● Les consignes:
a. Selon le texte à lire, à quelle date le chef de l'arrondissement Centre-Est de l'ANF a-t-il pris son avis ?
b. Recopiez à l'identique les lignes de la liste, en commençant par celle qui contient « callout 4: helical teeth: Improved » et en terminant par celle qui contient « 843, 294, 857] », ces deux lignes comprises.

● Texte à lire:
◆ ◆ ◆ ◆ ◆

Celui-ci transmet les demandes pour instruction au directeur de l’administration qui, dès réception du dossier, adresse un accusé de réception au demandeur. » (…) ».

Suite à l’introduction d’une autre demande de Monsieur (A) en date du 14 décembre 2020, le chef de l’arrondissement Centre-Est de l’ANF prit en date du 17 décembre 2020 l’avis suivant portant la référence …/2020/ACE :

« (…) J’ai le regret de vous informer que votre demande en date du 14/12/2020 concernant l’obtention d’une aide conformément au RGD du 12 mai 2017 ne peut être prise en considération pour les travaux mentionnés en annexe.

Le motif de refus pour chaque travail est le suivant :

(Art. 12) Débardage téléphérage Vu que la demande a été introduite ex-post par le demandeur pour des travaux déjà réalisés en hiver 2018/19 et ceci contrairement à l’art. 31, paragraphe (1) du règlement grand-ducal du 12 mai 2017 instituant un ensemble de régimes d’aides pour l’amélioration de la protection et de la gestion durable des écosystèmes forestiers qui stipule que : « En vue d’obtenir une ou plusieurs 4aides prévues par le présent règlement, l’intéressé présente avant le début des travaux une demande écrite au ministre.

Celui-ci transmet les demandes pour instruction au directeur de l’administration qui, dès réception du dossier, adresse un accusé de réception au demandeur. » (…) ».

En date du 4 février 2021, Monsieur (A) introduisit, par l’intermédiaire de son mandataire, un recours gracieux à l’encontre de ces quatre avis négatifs auprès du directeur de l’ANF.

◆ ◆ ◆ ◆ ◆

● Données fournies:
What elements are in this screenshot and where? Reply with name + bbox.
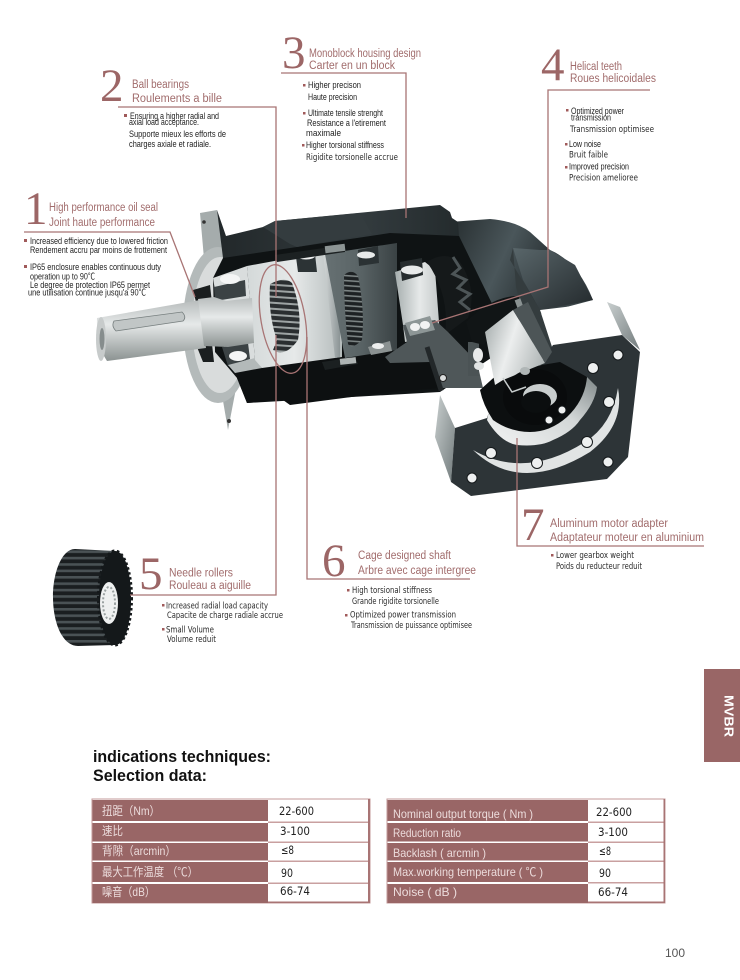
callout 4: helical teeth: Improved precision	[569, 162, 629, 172]
table: English specifications: 22-600	[596, 805, 632, 819]
callout 7: aluminum motor adapter: 7	[521, 499, 544, 551]
icon: needle roller gear	[53, 549, 132, 646]
callout 5: needle rollers: 5	[139, 548, 162, 600]
callout 1: oil seal: High performance oil seal	[49, 202, 158, 214]
callout 6: cage designed shaft: Transmission de puissance optimisee	[350, 621, 472, 631]
callout 2: ball bearings: axial load acceptance.	[129, 117, 199, 127]
callout 4: helical teeth: Precision amelioree	[569, 174, 638, 184]
callout 3: monoblock housing: Higher torsional stiffness	[306, 140, 384, 150]
callout 5: needle rollers	[53, 335, 283, 646]
callout 1: oil seal: 1	[24, 183, 48, 235]
table: Chinese specifications: 最大工作温度 （℃）	[102, 864, 198, 879]
callout 3: monoblock housing: 3	[282, 27, 306, 79]
table: Chinese specifications: ≤8	[281, 843, 294, 857]
callout 7: aluminum motor adapter: Adaptateur moteur en aluminium	[550, 532, 704, 544]
callout 6: cage designed shaft: Arbre avec cage intergree	[358, 565, 476, 577]
table: English specifications: Backlash ( arcmin )	[393, 846, 486, 860]
table: Chinese specifications: 22-600	[279, 804, 314, 818]
section tab: MVBR	[704, 669, 740, 762]
callout 2: ball bearings: Supporte mieux les efforts de	[129, 129, 226, 139]
table: Chinese specifications: 速比	[102, 824, 123, 838]
callout 3: monoblock housing: Monoblock housing design	[309, 48, 421, 60]
callout 1: oil seal: operation up to 90℃	[30, 272, 95, 282]
callout 3: monoblock housing: Rigidite torsionelle accrue	[306, 153, 398, 163]
callout 3: monoblock housing: Carter en un block	[309, 60, 395, 72]
callout 7: aluminum motor adapter: Lower gearbox weight	[556, 551, 634, 561]
callout 4: helical teeth: Roues helicoidales	[570, 73, 656, 85]
large bore crescent	[487, 365, 597, 445]
callout 6: cage designed shaft	[307, 337, 476, 631]
table: English specifications: Noise ( dB )	[393, 885, 457, 899]
callout 2: ball bearings: Roulements a bille	[132, 93, 222, 105]
table: Chinese specifications: 扭距（Nm）	[102, 804, 160, 818]
callout 6: cage designed shaft: High torsional stiffness	[352, 586, 432, 596]
table: Chinese specifications: 背隙（arcmin）	[102, 844, 176, 858]
callout 2: ball bearings: charges axiale et radiale.	[129, 139, 211, 149]
page number: 100	[665, 948, 685, 960]
callout 5: needle rollers: Capacite de charge radiale accrue	[167, 611, 283, 621]
callout 5: needle rollers: Increased radial load capacity	[166, 602, 269, 612]
heading: selection data	[93, 748, 271, 785]
table: Chinese specifications	[92, 799, 370, 903]
heading: selection data: Selection data:	[93, 767, 207, 785]
callout 4: helical teeth: Transmission optimisee	[569, 125, 654, 135]
callout 6: cage designed shaft: Cage designed shaft	[358, 550, 452, 562]
callout 5: needle rollers: Needle rollers	[169, 568, 233, 580]
callout 3: monoblock housing: Higher precison	[308, 80, 361, 90]
callout 5: needle rollers: Volume reduit	[167, 635, 216, 645]
callout 1: oil seal	[24, 183, 195, 298]
callout 4: helical teeth: Low noise	[569, 139, 601, 149]
callout 7: aluminum motor adapter: Aluminum motor adapter	[550, 518, 668, 530]
illustration: cutaway right-angle gearbox	[96, 205, 640, 496]
callout 1: oil seal: Rendement accru par moins de frottement	[30, 245, 167, 255]
table: English specifications	[387, 799, 665, 903]
callout 1: oil seal: IP65 enclosure enables continuous duty	[30, 262, 161, 272]
table: English specifications: Reduction ratio	[393, 826, 461, 840]
callout 3: monoblock housing: maximale	[306, 128, 341, 138]
callout 2: ball bearings: 2	[100, 60, 124, 112]
callout 4: helical teeth: Bruit faible	[569, 150, 608, 160]
callout 2: ball bearings: Ball bearings	[132, 79, 189, 91]
heading: selection data: indications techniques:	[93, 748, 271, 766]
callout 4: helical teeth: Optimized power	[571, 106, 624, 116]
table: Chinese specifications: 90	[281, 866, 293, 880]
callout 7: aluminum motor adapter: Poids du reducteur reduit	[556, 562, 642, 572]
callout 2: ball bearings	[100, 60, 276, 297]
table: English specifications: Nominal output torque ( Nm )	[393, 807, 533, 821]
table: English specifications: Max.working temperature ( ℃ )	[393, 865, 543, 879]
callout 3: monoblock housing	[281, 27, 421, 218]
table: English specifications: 90	[599, 866, 611, 880]
callout 2: ball bearings: Ensuring a higher radial and	[130, 111, 219, 121]
callout 7: aluminum motor adapter	[517, 438, 704, 572]
callout 3: monoblock housing: Haute precision	[308, 92, 357, 102]
callout 5: needle rollers: Small Volume	[166, 626, 214, 636]
callout 4: helical teeth	[432, 39, 656, 323]
callout 4: helical teeth: Helical teeth	[570, 61, 622, 73]
callout 4: helical teeth: transmission	[571, 112, 611, 122]
callout 5: needle rollers: Rouleau a aiguille	[169, 580, 251, 592]
callout 6: cage designed shaft: 6	[322, 535, 346, 587]
table: Chinese specifications: 噪音（dB）	[102, 884, 155, 899]
table: English specifications: 3-100	[598, 825, 628, 839]
callout 1: oil seal: Increased efficiency due to lowered friction	[30, 236, 168, 246]
callout 3: monoblock housing: Ultimate tensile strenght	[308, 108, 383, 118]
callout 3: monoblock housing: Resistance a l'etirement	[307, 118, 386, 128]
callout 4: helical teeth: 4	[541, 39, 564, 91]
table: English specifications: ≤8	[599, 844, 611, 858]
table: English specifications: 66-74	[598, 885, 628, 899]
table: Chinese specifications: 66-74	[280, 884, 310, 898]
callout 1: oil seal: une utilisation continue jusqu'a 90℃	[28, 288, 146, 298]
callout 1: oil seal: Joint haute performance	[49, 217, 155, 229]
callout 1: oil seal: Le degree de protection IP65 permet	[30, 280, 150, 290]
section tab: MVBR: MVBR	[722, 695, 737, 738]
callout 6: cage designed shaft: Grande rigidite torsionelle	[352, 597, 439, 607]
highlight ellipse on cage shaft	[252, 261, 314, 377]
callout 6: cage designed shaft: Optimized power transmission	[350, 610, 456, 620]
table: Chinese specifications: 3-100	[280, 824, 310, 838]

◆ ◆ ◆ ◆ ◆

● Réponses:
a. Le 17 décembre 2020.

b.
callout 4: helical teeth: Improved precision	[569, 162, 629, 172]
table: English specifications: 22-600	[596, 805, 632, 819]
callout 7: aluminum motor adapter: 7	[521, 499, 544, 551]
icon: needle roller gear	[53, 549, 132, 646]
callout 5: needle rollers: 5	[139, 548, 162, 600]
callout 1: oil seal: High performance oil seal	[49, 202, 158, 214]
callout 6: cage designed shaft: Transmission de puissance optimisee	[350, 621, 472, 631]
callout 2: ball bearings: axial load acceptance.	[129, 117, 199, 127]
callout 4: helical teeth: Precision amelioree	[569, 174, 638, 184]
callout 3: monoblock housing: Higher torsional stiffness	[306, 140, 384, 150]
callout 5: needle rollers	[53, 335, 283, 646]
callout 1: oil seal: 1	[24, 183, 48, 235]
table: Chinese specifications: 最大工作温度 （℃）	[102, 864, 198, 879]
callout 3: monoblock housing: 3	[282, 27, 306, 79]
table: Chinese specifications: ≤8	[281, 843, 294, 857]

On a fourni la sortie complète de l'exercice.